### What the exercise asks
Repeat the listing in full. Nothing may be added or left out.

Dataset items
================

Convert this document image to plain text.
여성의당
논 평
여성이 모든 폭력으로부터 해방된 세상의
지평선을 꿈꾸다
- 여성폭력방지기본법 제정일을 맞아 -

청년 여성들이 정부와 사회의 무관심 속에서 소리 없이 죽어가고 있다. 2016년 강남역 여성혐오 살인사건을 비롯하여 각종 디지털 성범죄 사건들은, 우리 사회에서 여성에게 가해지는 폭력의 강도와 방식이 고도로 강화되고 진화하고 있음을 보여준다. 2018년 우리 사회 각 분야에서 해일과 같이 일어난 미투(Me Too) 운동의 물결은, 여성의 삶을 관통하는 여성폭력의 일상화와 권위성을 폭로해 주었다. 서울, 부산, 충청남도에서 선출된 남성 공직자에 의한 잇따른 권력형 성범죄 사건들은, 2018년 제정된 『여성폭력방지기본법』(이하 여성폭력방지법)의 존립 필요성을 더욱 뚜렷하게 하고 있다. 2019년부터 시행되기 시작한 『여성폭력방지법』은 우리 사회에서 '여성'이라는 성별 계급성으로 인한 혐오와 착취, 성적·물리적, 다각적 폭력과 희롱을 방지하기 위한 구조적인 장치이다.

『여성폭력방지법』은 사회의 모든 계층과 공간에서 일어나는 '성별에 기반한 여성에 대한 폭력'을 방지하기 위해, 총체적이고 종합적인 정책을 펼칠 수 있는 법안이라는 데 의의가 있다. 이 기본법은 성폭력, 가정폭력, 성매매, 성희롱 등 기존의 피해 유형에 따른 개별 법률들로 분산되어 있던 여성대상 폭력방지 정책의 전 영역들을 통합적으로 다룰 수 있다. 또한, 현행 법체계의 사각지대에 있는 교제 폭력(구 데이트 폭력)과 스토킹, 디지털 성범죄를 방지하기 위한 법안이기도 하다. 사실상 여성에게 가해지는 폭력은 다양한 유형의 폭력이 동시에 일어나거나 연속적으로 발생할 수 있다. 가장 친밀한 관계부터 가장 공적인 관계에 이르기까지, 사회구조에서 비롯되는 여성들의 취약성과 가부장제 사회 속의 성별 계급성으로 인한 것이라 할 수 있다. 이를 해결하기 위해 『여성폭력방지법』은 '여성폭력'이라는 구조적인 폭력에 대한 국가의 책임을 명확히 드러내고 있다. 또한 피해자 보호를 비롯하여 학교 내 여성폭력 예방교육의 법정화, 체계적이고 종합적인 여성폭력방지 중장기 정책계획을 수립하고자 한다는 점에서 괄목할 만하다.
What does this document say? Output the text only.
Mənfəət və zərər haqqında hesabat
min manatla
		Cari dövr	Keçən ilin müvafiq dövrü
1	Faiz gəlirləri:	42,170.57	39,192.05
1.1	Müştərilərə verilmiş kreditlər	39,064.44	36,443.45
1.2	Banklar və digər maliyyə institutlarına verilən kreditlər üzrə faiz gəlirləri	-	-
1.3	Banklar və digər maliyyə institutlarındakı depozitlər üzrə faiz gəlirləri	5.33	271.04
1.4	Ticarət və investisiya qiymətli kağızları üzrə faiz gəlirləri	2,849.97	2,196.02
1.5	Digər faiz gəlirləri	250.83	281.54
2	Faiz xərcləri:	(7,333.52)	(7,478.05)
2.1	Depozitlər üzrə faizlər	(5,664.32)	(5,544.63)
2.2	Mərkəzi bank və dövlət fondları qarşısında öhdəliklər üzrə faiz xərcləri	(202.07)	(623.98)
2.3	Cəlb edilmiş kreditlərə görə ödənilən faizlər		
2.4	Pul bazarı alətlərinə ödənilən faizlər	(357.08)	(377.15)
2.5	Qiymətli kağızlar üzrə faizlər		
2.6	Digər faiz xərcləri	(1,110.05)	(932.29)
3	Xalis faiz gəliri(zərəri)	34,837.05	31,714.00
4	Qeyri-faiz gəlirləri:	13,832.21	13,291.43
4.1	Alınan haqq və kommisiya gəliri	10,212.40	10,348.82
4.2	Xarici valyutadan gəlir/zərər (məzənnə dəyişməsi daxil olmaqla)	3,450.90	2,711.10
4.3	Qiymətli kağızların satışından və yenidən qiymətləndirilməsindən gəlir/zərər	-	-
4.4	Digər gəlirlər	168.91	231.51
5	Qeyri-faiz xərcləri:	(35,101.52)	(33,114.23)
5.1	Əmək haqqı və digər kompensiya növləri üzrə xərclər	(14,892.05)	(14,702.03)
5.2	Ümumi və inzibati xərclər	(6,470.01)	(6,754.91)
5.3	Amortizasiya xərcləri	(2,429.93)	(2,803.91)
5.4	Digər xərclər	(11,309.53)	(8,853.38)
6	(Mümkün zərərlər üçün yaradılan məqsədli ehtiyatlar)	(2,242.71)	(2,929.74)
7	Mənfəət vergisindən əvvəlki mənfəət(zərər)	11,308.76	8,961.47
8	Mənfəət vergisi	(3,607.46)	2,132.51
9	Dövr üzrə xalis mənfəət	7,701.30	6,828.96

================

### Written solution
Convert this document image to plain text.
여성의당
논 평
여성이 모든 폭력으로부터 해방된 세상의
지평선을 꿈꾸다
- 여성폭력방지기본법 제정일을 맞아 -

청년 여성들이 정부와 사회의 무관심 속에서 소리 없이 죽어가고 있다. 2016년 강남역 여성혐오 살인사건을 비롯하여 각종 디지털 성범죄 사건들은, 우리 사회에서 여성에게 가해지는 폭력의 강도와 방식이 고도로 강화되고 진화하고 있음을 보여준다. 2018년 우리 사회 각 분야에서 해일과 같이 일어난 미투(Me Too) 운동의 물결은, 여성의 삶을 관통하는 여성폭력의 일상화와 권위성을 폭로해 주었다. 서울, 부산, 충청남도에서 선출된 남성 공직자에 의한 잇따른 권력형 성범죄 사건들은, 2018년 제정된 『여성폭력방지기본법』(이하 여성폭력방지법)의 존립 필요성을 더욱 뚜렷하게 하고 있다. 2019년부터 시행되기 시작한 『여성폭력방지법』은 우리 사회에서 '여성'이라는 성별 계급성으로 인한 혐오와 착취, 성적·물리적, 다각적 폭력과 희롱을 방지하기 위한 구조적인 장치이다.

『여성폭력방지법』은 사회의 모든 계층과 공간에서 일어나는 '성별에 기반한 여성에 대한 폭력'을 방지하기 위해, 총체적이고 종합적인 정책을 펼칠 수 있는 법안이라는 데 의의가 있다. 이 기본법은 성폭력, 가정폭력, 성매매, 성희롱 등 기존의 피해 유형에 따른 개별 법률들로 분산되어 있던 여성대상 폭력방지 정책의 전 영역들을 통합적으로 다룰 수 있다. 또한, 현행 법체계의 사각지대에 있는 교제 폭력(구 데이트 폭력)과 스토킹, 디지털 성범죄를 방지하기 위한 법안이기도 하다. 사실상 여성에게 가해지는 폭력은 다양한 유형의 폭력이 동시에 일어나거나 연속적으로 발생할 수 있다. 가장 친밀한 관계부터 가장 공적인 관계에 이르기까지, 사회구조에서 비롯되는 여성들의 취약성과 가부장제 사회 속의 성별 계급성으로 인한 것이라 할 수 있다. 이를 해결하기 위해 『여성폭력방지법』은 '여성폭력'이라는 구조적인 폭력에 대한 국가의 책임을 명확히 드러내고 있다. 또한 피해자 보호를 비롯하여 학교 내 여성폭력 예방교육의 법정화, 체계적이고 종합적인 여성폭력방지 중장기 정책계획을 수립하고자 한다는 점에서 괄목할 만하다.
What does this document say? Output the text only.
Mənfəət və zərər haqqında hesabat
min manatla
		Cari dövr	Keçən ilin müvafiq dövrü
1	Faiz gəlirləri:	42,170.57	39,192.05
1.1	Müştərilərə verilmiş kreditlər	39,064.44	36,443.45
1.2	Banklar və digər maliyyə institutlarına verilən kreditlər üzrə faiz gəlirləri	-	-
1.3	Banklar və digər maliyyə institutlarındakı depozitlər üzrə faiz gəlirləri	5.33	271.04
1.4	Ticarət və investisiya qiymətli kağızları üzrə faiz gəlirləri	2,849.97	2,196.02
1.5	Digər faiz gəlirləri	250.83	281.54
2	Faiz xərcləri:	(7,333.52)	(7,478.05)
2.1	Depozitlər üzrə faizlər	(5,664.32)	(5,544.63)
2.2	Mərkəzi bank və dövlət fondları qarşısında öhdəliklər üzrə faiz xərcləri	(202.07)	(623.98)
2.3	Cəlb edilmiş kreditlərə görə ödənilən faizlər		
2.4	Pul bazarı alətlərinə ödənilən faizlər	(357.08)	(377.15)
2.5	Qiymətli kağızlar üzrə faizlər		
2.6	Digər faiz xərcləri	(1,110.05)	(932.29)
3	Xalis faiz gəliri(zərəri)	34,837.05	31,714.00
4	Qeyri-faiz gəlirləri:	13,832.21	13,291.43
4.1	Alınan haqq və kommisiya gəliri	10,212.40	10,348.82
4.2	Xarici valyutadan gəlir/zərər (məzənnə dəyişməsi daxil olmaqla)	3,450.90	2,711.10
4.3	Qiymətli kağızların satışından və yenidən qiymətləndirilməsindən gəlir/zərər	-	-
4.4	Digər gəlirlər	168.91	231.51
5	Qeyri-faiz xərcləri:	(35,101.52)	(33,114.23)
5.1	Əmək haqqı və digər kompensiya növləri üzrə xərclər	(14,892.05)	(14,702.03)
5.2	Ümumi və inzibati xərclər	(6,470.01)	(6,754.91)
5.3	Amortizasiya xərcləri	(2,429.93)	(2,803.91)
5.4	Digər xərclər	(11,309.53)	(8,853.38)
6	(Mümkün zərərlər üçün yaradılan məqsədli ehtiyatlar)	(2,242.71)	(2,929.74)
7	Mənfəət vergisindən əvvəlki mənfəət(zərər)	11,308.76	8,961.47
8	Mənfəət vergisi	(3,607.46)	2,132.51
9	Dövr üzrə xalis mənfəət	7,701.30	6,828.96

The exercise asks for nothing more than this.